§ CHALLENGE
Copy the records below exactly, leaving out any pictures.

(A run of records)
--*--

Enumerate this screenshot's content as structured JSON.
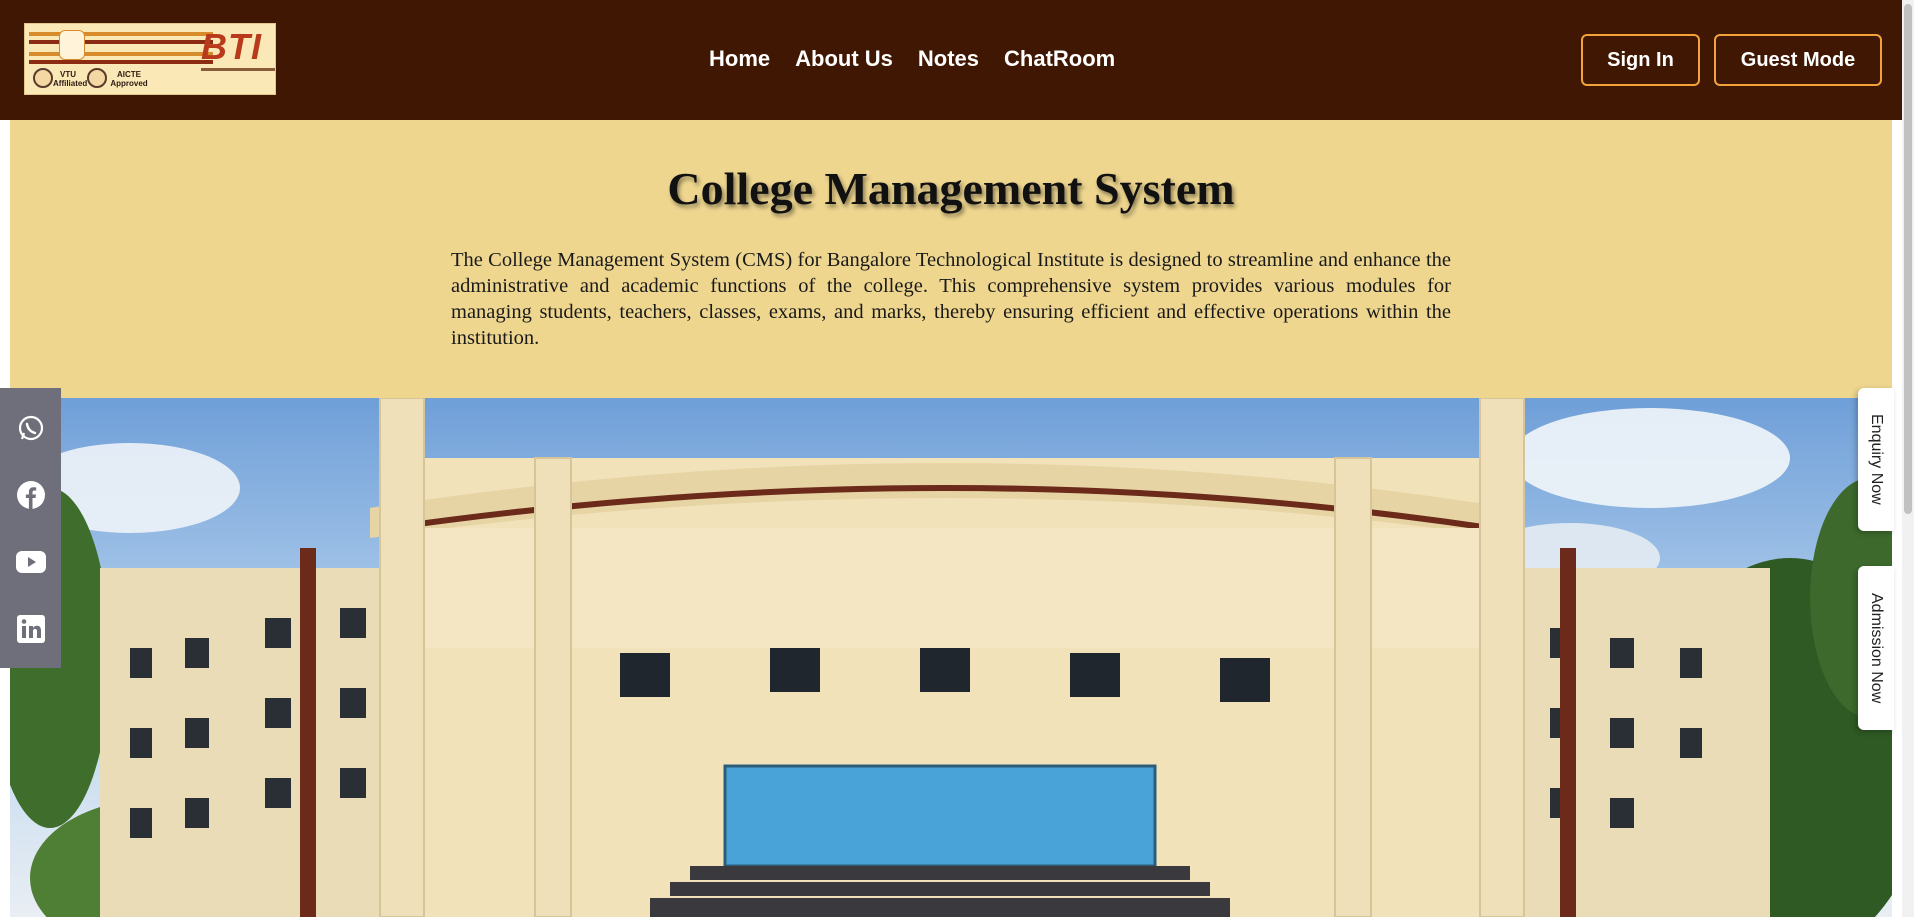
{
  "header": {
    "logo": {
      "brand_text": "BTI",
      "seal1_caption": "VTU Affiliated",
      "seal2_caption": "AICTE Approved"
    },
    "nav": [
      {
        "label": "Home"
      },
      {
        "label": "About Us"
      },
      {
        "label": "Notes"
      },
      {
        "label": "ChatRoom"
      }
    ],
    "sign_in_label": "Sign In",
    "guest_mode_label": "Guest Mode",
    "background_color": "#3f1702",
    "button_border_color": "#f3a33a"
  },
  "intro": {
    "title": "College Management System",
    "description": "The College Management System (CMS) for Bangalore Technological Institute is designed to streamline and enhance the administrative and academic functions of the college. This comprehensive system provides various modules for managing students, teachers, classes, exams, and marks, thereby ensuring efficient and effective operations within the institution.",
    "background_color": "#eed68f"
  },
  "social": {
    "icons": [
      "whatsapp-icon",
      "facebook-icon",
      "youtube-icon",
      "linkedin-icon"
    ]
  },
  "side_tabs": {
    "enquiry_label": "Enquiry Now",
    "admission_label": "Admission Now"
  }
}
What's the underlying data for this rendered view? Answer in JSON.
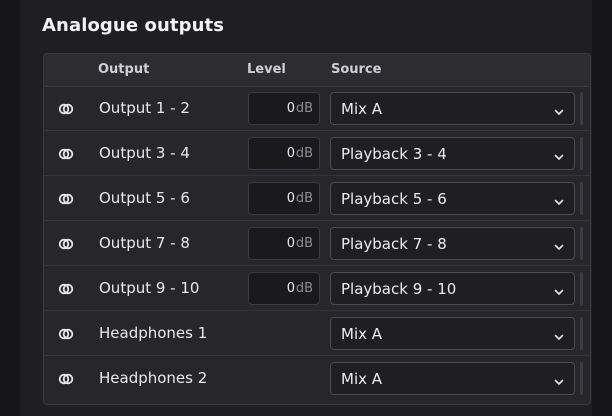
{
  "section": {
    "title": "Analogue outputs"
  },
  "columns": {
    "output": "Output",
    "level": "Level",
    "source": "Source"
  },
  "rows": [
    {
      "output": "Output 1 - 2",
      "level": "0",
      "unit": "dB",
      "source": "Mix A"
    },
    {
      "output": "Output 3 - 4",
      "level": "0",
      "unit": "dB",
      "source": "Playback 3 - 4"
    },
    {
      "output": "Output 5 - 6",
      "level": "0",
      "unit": "dB",
      "source": "Playback 5 - 6"
    },
    {
      "output": "Output 7 - 8",
      "level": "0",
      "unit": "dB",
      "source": "Playback 7 - 8"
    },
    {
      "output": "Output 9 - 10",
      "level": "0",
      "unit": "dB",
      "source": "Playback 9 - 10"
    },
    {
      "output": "Headphones 1",
      "source": "Mix A"
    },
    {
      "output": "Headphones 2",
      "source": "Mix A"
    }
  ],
  "icons": {
    "link": "stereo-link-icon",
    "chevron": "chevron-down-icon"
  },
  "colors": {
    "background": "#1f1f22",
    "table": "#27272b",
    "text": "#e9e9ee"
  }
}
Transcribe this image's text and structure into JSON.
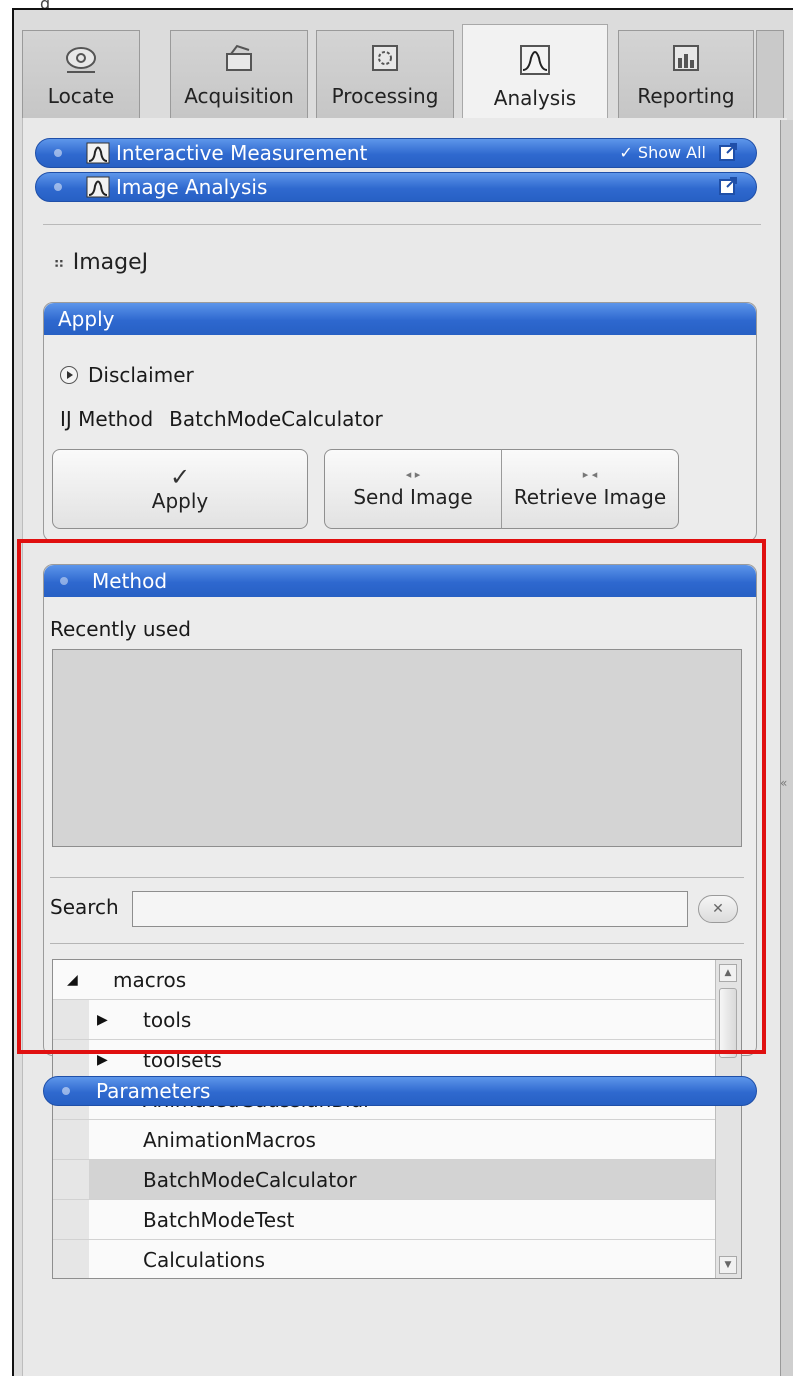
{
  "window": {
    "title_cut": "g"
  },
  "tabs": [
    {
      "label": "Locate",
      "icon": "locate-icon"
    },
    {
      "label": "Acquisition",
      "icon": "acquisition-icon"
    },
    {
      "label": "Processing",
      "icon": "processing-icon"
    },
    {
      "label": "Analysis",
      "icon": "analysis-icon",
      "active": true
    },
    {
      "label": "Reporting",
      "icon": "reporting-icon"
    }
  ],
  "sections": {
    "interactive": {
      "title": "Interactive Measurement",
      "show_all": "Show All"
    },
    "image_analysis": {
      "title": "Image Analysis"
    }
  },
  "imagej": {
    "label": "ImageJ"
  },
  "apply_group": {
    "title": "Apply",
    "disclaimer": "Disclaimer",
    "method_label": "IJ Method",
    "method_value": "BatchModeCalculator",
    "apply_button": "Apply",
    "send_button": "Send Image",
    "retrieve_button": "Retrieve Image"
  },
  "method_group": {
    "title": "Method",
    "recently_used": "Recently used",
    "search_label": "Search",
    "search_value": "",
    "tree": [
      {
        "label": "macros",
        "level": 0,
        "expander": "expanded"
      },
      {
        "label": "tools",
        "level": 1,
        "expander": "collapsed"
      },
      {
        "label": "toolsets",
        "level": 1,
        "expander": "collapsed"
      },
      {
        "label": "AnimatedGaussianBlur",
        "level": 1,
        "expander": "none"
      },
      {
        "label": "AnimationMacros",
        "level": 1,
        "expander": "none"
      },
      {
        "label": "BatchModeCalculator",
        "level": 1,
        "expander": "none",
        "selected": true
      },
      {
        "label": "BatchModeTest",
        "level": 1,
        "expander": "none"
      },
      {
        "label": "Calculations",
        "level": 1,
        "expander": "none"
      }
    ]
  },
  "parameters": {
    "title": "Parameters"
  },
  "colors": {
    "accent_blue": "#2f69cf",
    "highlight_red": "#e01010",
    "panel_gray": "#e9e9e9"
  }
}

--*--

§ RESPONSE TO THIS EXERCISE
Enumerate this screenshot's content as structured JSON.
{
  "header": {
    "logo": {
      "brand_text": "BTI",
      "seal1_caption": "VTU Affiliated",
      "seal2_caption": "AICTE Approved"
    },
    "nav": [
      {
        "label": "Home"
      },
      {
        "label": "About Us"
      },
      {
        "label": "Notes"
      },
      {
        "label": "ChatRoom"
      }
    ],
    "sign_in_label": "Sign In",
    "guest_mode_label": "Guest Mode",
    "background_color": "#3f1702",
    "button_border_color": "#f3a33a"
  },
  "intro": {
    "title": "College Management System",
    "description": "The College Management System (CMS) for Bangalore Technological Institute is designed to streamline and enhance the administrative and academic functions of the college. This comprehensive system provides various modules for managing students, teachers, classes, exams, and marks, thereby ensuring efficient and effective operations within the institution.",
    "background_color": "#eed68f"
  },
  "social": {
    "icons": [
      "whatsapp-icon",
      "facebook-icon",
      "youtube-icon",
      "linkedin-icon"
    ]
  },
  "side_tabs": {
    "enquiry_label": "Enquiry Now",
    "admission_label": "Admission Now"
  }
}
What's the underlying data for this rendered view? Answer in JSON.
{
  "section": {
    "title": "Analogue outputs"
  },
  "columns": {
    "output": "Output",
    "level": "Level",
    "source": "Source"
  },
  "rows": [
    {
      "output": "Output 1 - 2",
      "level": "0",
      "unit": "dB",
      "source": "Mix A"
    },
    {
      "output": "Output 3 - 4",
      "level": "0",
      "unit": "dB",
      "source": "Playback 3 - 4"
    },
    {
      "output": "Output 5 - 6",
      "level": "0",
      "unit": "dB",
      "source": "Playback 5 - 6"
    },
    {
      "output": "Output 7 - 8",
      "level": "0",
      "unit": "dB",
      "source": "Playback 7 - 8"
    },
    {
      "output": "Output 9 - 10",
      "level": "0",
      "unit": "dB",
      "source": "Playback 9 - 10"
    },
    {
      "output": "Headphones 1",
      "source": "Mix A"
    },
    {
      "output": "Headphones 2",
      "source": "Mix A"
    }
  ],
  "icons": {
    "link": "stereo-link-icon",
    "chevron": "chevron-down-icon"
  },
  "colors": {
    "background": "#1f1f22",
    "table": "#27272b",
    "text": "#e9e9ee"
  }
}
Transcribe this image's text and structure into JSON.
{
  "window": {
    "title_cut": "g"
  },
  "tabs": [
    {
      "label": "Locate",
      "icon": "locate-icon"
    },
    {
      "label": "Acquisition",
      "icon": "acquisition-icon"
    },
    {
      "label": "Processing",
      "icon": "processing-icon"
    },
    {
      "label": "Analysis",
      "icon": "analysis-icon",
      "active": true
    },
    {
      "label": "Reporting",
      "icon": "reporting-icon"
    }
  ],
  "sections": {
    "interactive": {
      "title": "Interactive Measurement",
      "show_all": "Show All"
    },
    "image_analysis": {
      "title": "Image Analysis"
    }
  },
  "imagej": {
    "label": "ImageJ"
  },
  "apply_group": {
    "title": "Apply",
    "disclaimer": "Disclaimer",
    "method_label": "IJ Method",
    "method_value": "BatchModeCalculator",
    "apply_button": "Apply",
    "send_button": "Send Image",
    "retrieve_button": "Retrieve Image"
  },
  "method_group": {
    "title": "Method",
    "recently_used": "Recently used",
    "search_label": "Search",
    "search_value": "",
    "tree": [
      {
        "label": "macros",
        "level": 0,
        "expander": "expanded"
      },
      {
        "label": "tools",
        "level": 1,
        "expander": "collapsed"
      },
      {
        "label": "toolsets",
        "level": 1,
        "expander": "collapsed"
      },
      {
        "label": "AnimatedGaussianBlur",
        "level": 1,
        "expander": "none"
      },
      {
        "label": "AnimationMacros",
        "level": 1,
        "expander": "none"
      },
      {
        "label": "BatchModeCalculator",
        "level": 1,
        "expander": "none",
        "selected": true
      },
      {
        "label": "BatchModeTest",
        "level": 1,
        "expander": "none"
      },
      {
        "label": "Calculations",
        "level": 1,
        "expander": "none"
      }
    ]
  },
  "parameters": {
    "title": "Parameters"
  },
  "colors": {
    "accent_blue": "#2f69cf",
    "highlight_red": "#e01010",
    "panel_gray": "#e9e9e9"
  }
}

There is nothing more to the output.